WORK TO DO
In the data below, find each line containing the string "Radar" and return it.

## begin DATA EXCERPTS

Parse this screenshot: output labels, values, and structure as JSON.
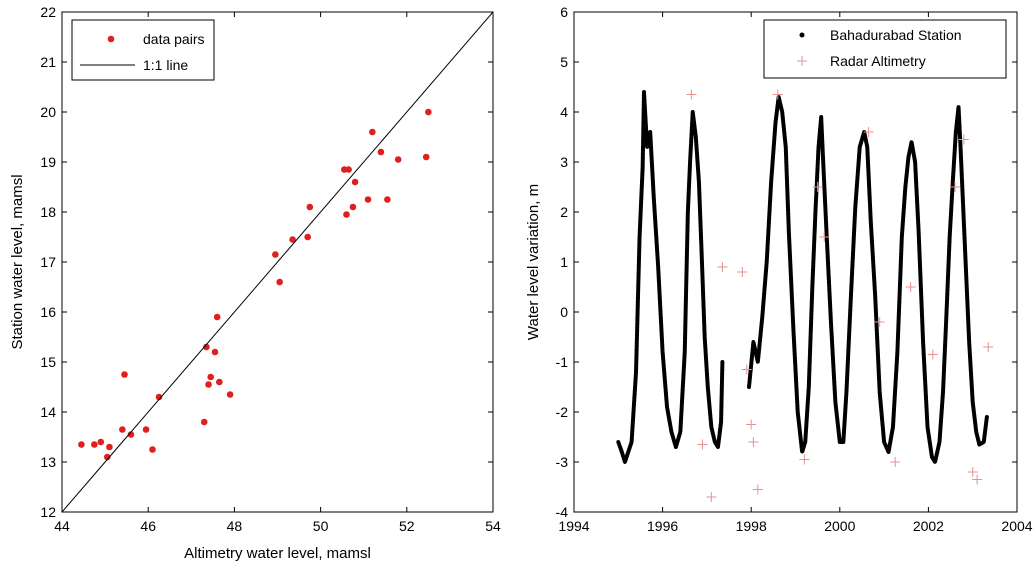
{
  "chart_data": [
    {
      "type": "scatter",
      "xlabel": "Altimetry water level, mamsl",
      "ylabel": "Station water level, mamsl",
      "xlim": [
        44,
        54
      ],
      "ylim": [
        12,
        22
      ],
      "xticks": [
        "44",
        "46",
        "48",
        "50",
        "52",
        "54"
      ],
      "yticks": [
        "12",
        "13",
        "14",
        "15",
        "16",
        "17",
        "18",
        "19",
        "20",
        "21",
        "22"
      ],
      "legend": [
        "data pairs",
        "1:1 line"
      ],
      "legend_position": "top-left",
      "grid": false,
      "series": [
        {
          "name": "data pairs",
          "color": "#e02020",
          "points": [
            [
              44.45,
              13.35
            ],
            [
              44.75,
              13.35
            ],
            [
              44.9,
              13.4
            ],
            [
              45.05,
              13.1
            ],
            [
              45.1,
              13.3
            ],
            [
              45.4,
              13.65
            ],
            [
              45.45,
              14.75
            ],
            [
              45.6,
              13.55
            ],
            [
              45.95,
              13.65
            ],
            [
              46.1,
              13.25
            ],
            [
              46.25,
              14.3
            ],
            [
              47.3,
              13.8
            ],
            [
              47.35,
              15.3
            ],
            [
              47.4,
              14.55
            ],
            [
              47.45,
              14.7
            ],
            [
              47.55,
              15.2
            ],
            [
              47.6,
              15.9
            ],
            [
              47.65,
              14.6
            ],
            [
              47.9,
              14.35
            ],
            [
              48.95,
              17.15
            ],
            [
              49.05,
              16.6
            ],
            [
              49.35,
              17.45
            ],
            [
              49.7,
              17.5
            ],
            [
              49.75,
              18.1
            ],
            [
              50.55,
              18.85
            ],
            [
              50.6,
              17.95
            ],
            [
              50.65,
              18.85
            ],
            [
              50.75,
              18.1
            ],
            [
              50.8,
              18.6
            ],
            [
              51.1,
              18.25
            ],
            [
              51.2,
              19.6
            ],
            [
              51.4,
              19.2
            ],
            [
              51.55,
              18.25
            ],
            [
              51.8,
              19.05
            ],
            [
              52.45,
              19.1
            ],
            [
              52.5,
              20.0
            ]
          ]
        },
        {
          "name": "1:1 line",
          "color": "#000000",
          "line": [
            [
              44,
              12
            ],
            [
              54,
              22
            ]
          ]
        }
      ]
    },
    {
      "type": "scatter",
      "xlabel": "",
      "ylabel": "Water level variation, m",
      "xlim": [
        1994,
        2004
      ],
      "ylim": [
        -4,
        6
      ],
      "xticks": [
        "1994",
        "1996",
        "1998",
        "2000",
        "2002",
        "2004"
      ],
      "yticks": [
        "-4",
        "-3",
        "-2",
        "-1",
        "0",
        "1",
        "2",
        "3",
        "4",
        "5",
        "6"
      ],
      "legend": [
        "Bahadurabad Station",
        "Radar Altimetry"
      ],
      "legend_position": "top-right",
      "grid": false,
      "series": [
        {
          "name": "Bahadurabad Station",
          "color": "#000000",
          "marker": "dot",
          "segments": [
            [
              [
                1995.0,
                -2.6
              ],
              [
                1995.08,
                -2.8
              ],
              [
                1995.15,
                -3.0
              ],
              [
                1995.3,
                -2.6
              ],
              [
                1995.4,
                -1.2
              ],
              [
                1995.48,
                1.5
              ],
              [
                1995.55,
                2.9
              ],
              [
                1995.58,
                4.4
              ],
              [
                1995.65,
                3.3
              ],
              [
                1995.72,
                3.6
              ],
              [
                1995.8,
                2.3
              ],
              [
                1995.9,
                0.9
              ],
              [
                1996.0,
                -0.8
              ],
              [
                1996.1,
                -1.9
              ],
              [
                1996.2,
                -2.4
              ],
              [
                1996.3,
                -2.7
              ],
              [
                1996.4,
                -2.4
              ],
              [
                1996.5,
                -0.8
              ],
              [
                1996.57,
                2.0
              ],
              [
                1996.62,
                3.0
              ],
              [
                1996.68,
                4.0
              ],
              [
                1996.75,
                3.5
              ],
              [
                1996.82,
                2.6
              ],
              [
                1996.88,
                1.2
              ],
              [
                1996.95,
                -0.5
              ],
              [
                1997.02,
                -1.5
              ],
              [
                1997.1,
                -2.3
              ],
              [
                1997.18,
                -2.6
              ],
              [
                1997.25,
                -2.7
              ],
              [
                1997.32,
                -2.2
              ],
              [
                1997.35,
                -1.0
              ]
            ],
            [
              [
                1997.95,
                -1.5
              ],
              [
                1998.05,
                -0.6
              ],
              [
                1998.15,
                -1.0
              ],
              [
                1998.25,
                -0.1
              ],
              [
                1998.35,
                1.0
              ],
              [
                1998.45,
                2.6
              ],
              [
                1998.55,
                3.8
              ],
              [
                1998.62,
                4.3
              ],
              [
                1998.7,
                4.0
              ],
              [
                1998.78,
                3.3
              ],
              [
                1998.85,
                1.6
              ],
              [
                1998.95,
                -0.3
              ],
              [
                1999.05,
                -2.0
              ],
              [
                1999.15,
                -2.8
              ],
              [
                1999.22,
                -2.6
              ],
              [
                1999.3,
                -1.5
              ],
              [
                1999.38,
                0.5
              ],
              [
                1999.45,
                2.0
              ],
              [
                1999.52,
                3.3
              ],
              [
                1999.58,
                3.9
              ],
              [
                1999.62,
                3.1
              ],
              [
                1999.7,
                1.6
              ],
              [
                1999.8,
                -0.2
              ],
              [
                1999.9,
                -1.8
              ],
              [
                2000.0,
                -2.6
              ],
              [
                2000.08,
                -2.6
              ],
              [
                2000.15,
                -1.6
              ],
              [
                2000.25,
                0.3
              ],
              [
                2000.35,
                2.1
              ],
              [
                2000.45,
                3.3
              ],
              [
                2000.55,
                3.6
              ],
              [
                2000.62,
                3.3
              ],
              [
                2000.7,
                1.8
              ],
              [
                2000.8,
                0.3
              ],
              [
                2000.9,
                -1.6
              ],
              [
                2001.0,
                -2.6
              ],
              [
                2001.1,
                -2.8
              ],
              [
                2001.2,
                -2.3
              ],
              [
                2001.3,
                -0.8
              ],
              [
                2001.4,
                1.5
              ],
              [
                2001.48,
                2.5
              ],
              [
                2001.55,
                3.1
              ],
              [
                2001.62,
                3.4
              ],
              [
                2001.7,
                3.0
              ],
              [
                2001.78,
                1.6
              ],
              [
                2001.88,
                -0.6
              ],
              [
                2001.98,
                -2.3
              ],
              [
                2002.08,
                -2.9
              ],
              [
                2002.15,
                -3.0
              ],
              [
                2002.25,
                -2.6
              ],
              [
                2002.33,
                -1.6
              ],
              [
                2002.4,
                -0.2
              ],
              [
                2002.48,
                1.5
              ],
              [
                2002.55,
                2.6
              ],
              [
                2002.62,
                3.6
              ],
              [
                2002.68,
                4.1
              ],
              [
                2002.72,
                3.4
              ],
              [
                2002.78,
                2.2
              ],
              [
                2002.85,
                0.8
              ],
              [
                2002.92,
                -0.6
              ],
              [
                2003.0,
                -1.8
              ],
              [
                2003.08,
                -2.4
              ],
              [
                2003.15,
                -2.65
              ],
              [
                2003.25,
                -2.6
              ],
              [
                2003.32,
                -2.1
              ]
            ]
          ]
        },
        {
          "name": "Radar Altimetry",
          "color": "#e89090",
          "marker": "plus",
          "points": [
            [
              1996.65,
              4.35
            ],
            [
              1996.9,
              -2.65
            ],
            [
              1997.1,
              -3.7
            ],
            [
              1997.35,
              0.9
            ],
            [
              1997.8,
              0.8
            ],
            [
              1997.9,
              -1.15
            ],
            [
              1998.0,
              -2.25
            ],
            [
              1998.05,
              -2.6
            ],
            [
              1998.15,
              -3.55
            ],
            [
              1998.6,
              4.35
            ],
            [
              1999.2,
              -2.95
            ],
            [
              1999.5,
              2.5
            ],
            [
              1999.65,
              1.5
            ],
            [
              2000.65,
              3.6
            ],
            [
              2000.9,
              -0.2
            ],
            [
              2001.25,
              -3.0
            ],
            [
              2001.6,
              0.5
            ],
            [
              2002.1,
              -0.85
            ],
            [
              2002.6,
              2.5
            ],
            [
              2002.8,
              3.45
            ],
            [
              2003.0,
              -3.2
            ],
            [
              2003.1,
              -3.35
            ],
            [
              2003.35,
              -0.7
            ]
          ]
        }
      ]
    }
  ]
}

## end DATA EXCERPTS

RESPONSE TO THE EXERCISE
        "Radar Altimetry"
          "name": "Radar Altimetry",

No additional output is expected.